- _WHAT YOU SHOULD DO_
Look through the records below, and copy out every line that holds the string "solicitud".

++++

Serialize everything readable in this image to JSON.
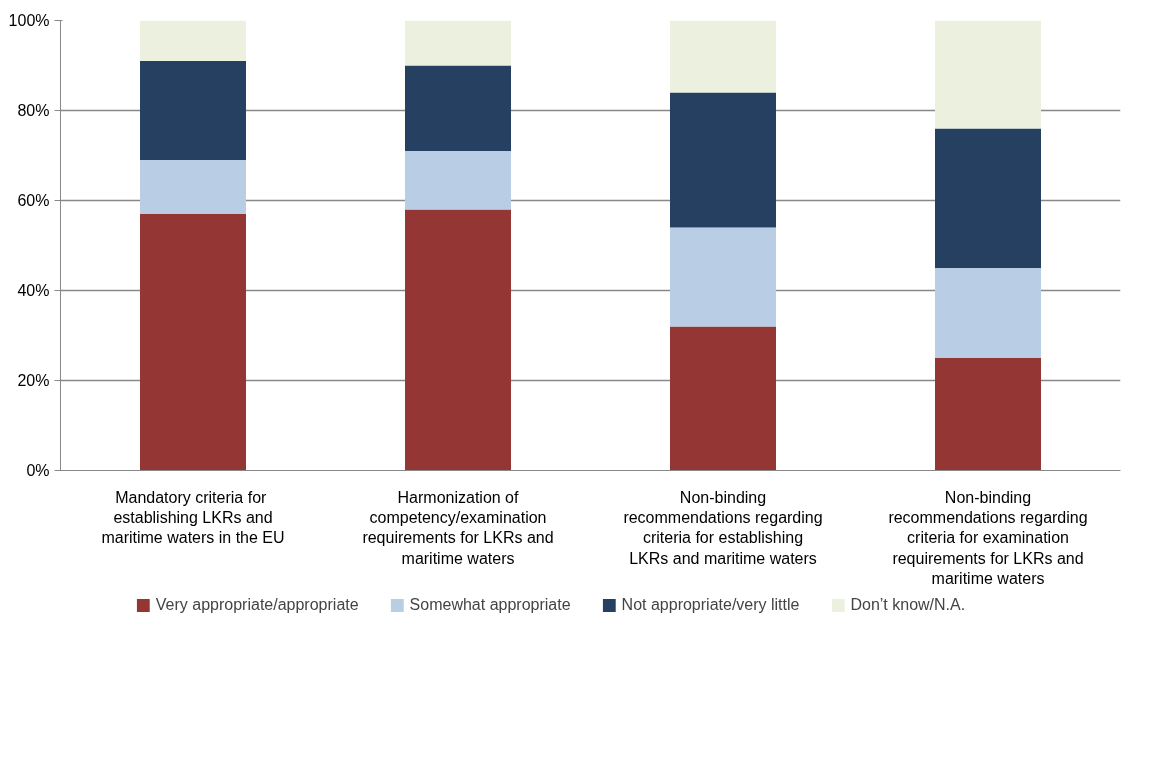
{
  "chart_data": {
    "type": "bar",
    "stacked": true,
    "categories": [
      "Mandatory criteria  for establishing LKRs and maritime waters in the EU",
      "Harmonization of competency/examination requirements for LKRs and maritime waters",
      "Non-binding recommendations regarding criteria for establishing LKRs and maritime waters",
      "Non-binding recommendations regarding criteria for examination requirements for LKRs and maritime waters"
    ],
    "series": [
      {
        "name": "Very appropriate/appropriate",
        "color": "#943634",
        "values": [
          57,
          58,
          32,
          25
        ]
      },
      {
        "name": "Somewhat appropriate",
        "color": "#b9cde5",
        "values": [
          12,
          13,
          22,
          20
        ]
      },
      {
        "name": "Not appropriate/very little",
        "color": "#254061",
        "values": [
          22,
          19,
          30,
          31
        ]
      },
      {
        "name": "Don’t know/N.A.",
        "color": "#ebf1de",
        "values": [
          9,
          10,
          16,
          24
        ]
      }
    ],
    "ylim": [
      0,
      100
    ],
    "yticks": [
      {
        "value": 0,
        "label": "0%"
      },
      {
        "value": 20,
        "label": "20%"
      },
      {
        "value": 40,
        "label": "40%"
      },
      {
        "value": 60,
        "label": "60%"
      },
      {
        "value": 80,
        "label": "80%"
      },
      {
        "value": 100,
        "label": "100%"
      }
    ],
    "grid": "y",
    "legend": "bottom"
  }
}
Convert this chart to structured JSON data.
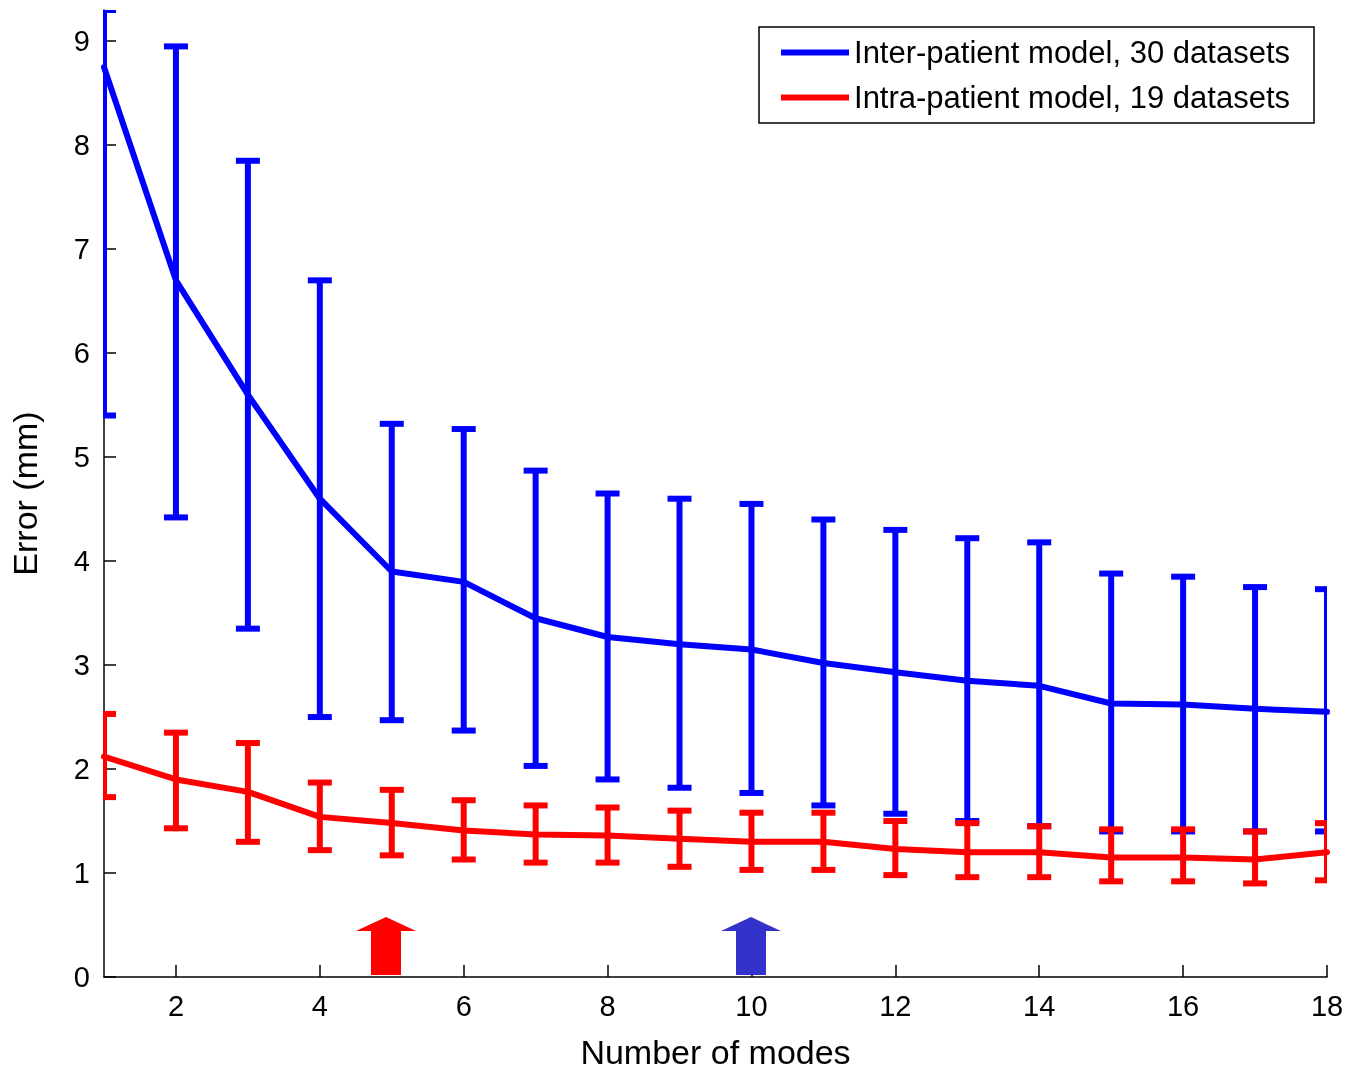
{
  "chart_data": {
    "type": "line",
    "xlabel": "Number of modes",
    "ylabel": "Error (mm)",
    "x": [
      1,
      2,
      3,
      4,
      5,
      6,
      7,
      8,
      9,
      10,
      11,
      12,
      13,
      14,
      15,
      16,
      17,
      18
    ],
    "series": [
      {
        "name": "Inter-patient model, 30 datasets",
        "color": "#0000ff",
        "values": [
          8.75,
          6.7,
          5.6,
          4.6,
          3.9,
          3.8,
          3.45,
          3.27,
          3.2,
          3.15,
          3.02,
          2.93,
          2.85,
          2.8,
          2.63,
          2.62,
          2.58,
          2.55
        ],
        "errors": [
          [
            5.4,
            9.3
          ],
          [
            4.42,
            8.95
          ],
          [
            3.35,
            7.85
          ],
          [
            2.5,
            6.7
          ],
          [
            2.47,
            5.32
          ],
          [
            2.37,
            5.27
          ],
          [
            2.03,
            4.87
          ],
          [
            1.9,
            4.65
          ],
          [
            1.82,
            4.6
          ],
          [
            1.77,
            4.55
          ],
          [
            1.65,
            4.4
          ],
          [
            1.57,
            4.3
          ],
          [
            1.5,
            4.22
          ],
          [
            1.45,
            4.18
          ],
          [
            1.4,
            3.88
          ],
          [
            1.4,
            3.85
          ],
          [
            1.4,
            3.75
          ],
          [
            1.4,
            3.73
          ]
        ]
      },
      {
        "name": "Intra-patient model, 19 datasets",
        "color": "#ff0000",
        "values": [
          2.12,
          1.9,
          1.78,
          1.54,
          1.48,
          1.41,
          1.37,
          1.36,
          1.33,
          1.3,
          1.3,
          1.23,
          1.2,
          1.2,
          1.15,
          1.15,
          1.13,
          1.2
        ],
        "errors": [
          [
            1.73,
            2.53
          ],
          [
            1.43,
            2.35
          ],
          [
            1.3,
            2.25
          ],
          [
            1.22,
            1.87
          ],
          [
            1.17,
            1.8
          ],
          [
            1.13,
            1.7
          ],
          [
            1.1,
            1.65
          ],
          [
            1.1,
            1.63
          ],
          [
            1.06,
            1.6
          ],
          [
            1.03,
            1.58
          ],
          [
            1.03,
            1.58
          ],
          [
            0.98,
            1.5
          ],
          [
            0.96,
            1.48
          ],
          [
            0.96,
            1.45
          ],
          [
            0.92,
            1.42
          ],
          [
            0.92,
            1.42
          ],
          [
            0.9,
            1.4
          ],
          [
            0.93,
            1.48
          ]
        ]
      }
    ],
    "xlim": [
      1,
      18
    ],
    "xticks": [
      2,
      4,
      6,
      8,
      10,
      12,
      14,
      16,
      18
    ],
    "ylim": [
      0,
      9.3
    ],
    "yticks": [
      0,
      1,
      2,
      3,
      4,
      5,
      6,
      7,
      8,
      9
    ],
    "grid": false,
    "legend": "top right",
    "marker": "none",
    "line_style": "solid"
  }
}
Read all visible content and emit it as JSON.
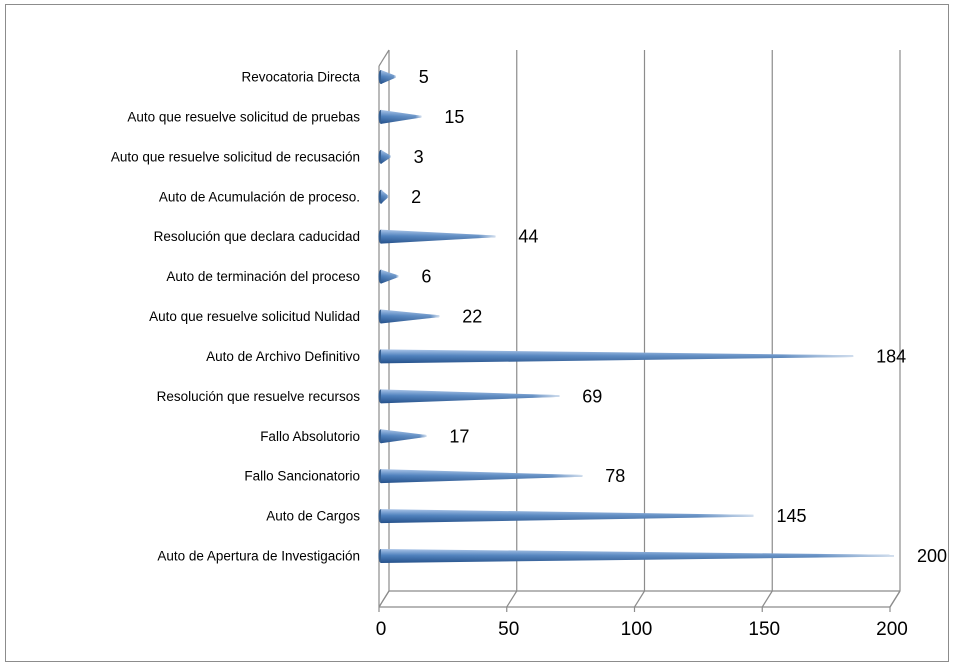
{
  "chart_data": {
    "type": "bar",
    "orientation": "horizontal",
    "style": "3d-cone",
    "bar_color": "#4f81bd",
    "categories": [
      "Revocatoria Directa",
      "Auto que resuelve solicitud de pruebas",
      "Auto que resuelve solicitud de recusación",
      "Auto de Acumulación de proceso.",
      "Resolución que declara caducidad",
      "Auto de terminación del proceso",
      "Auto que resuelve solicitud Nulidad",
      "Auto de Archivo Definitivo",
      "Resolución que resuelve recursos",
      "Fallo Absolutorio",
      "Fallo Sancionatorio",
      "Auto de Cargos",
      "Auto de Apertura de Investigación"
    ],
    "values": [
      5,
      15,
      3,
      2,
      44,
      6,
      22,
      184,
      69,
      17,
      78,
      145,
      200
    ],
    "xlim": [
      0,
      200
    ],
    "xticks": [
      0,
      50,
      100,
      150,
      200
    ],
    "grid": true,
    "legend": "none"
  }
}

++++

- _SOLVED PROBLEM_
      "Auto que resuelve solicitud de pruebas",
      "Auto que resuelve solicitud de recusación",
      "Auto que resuelve solicitud Nulidad",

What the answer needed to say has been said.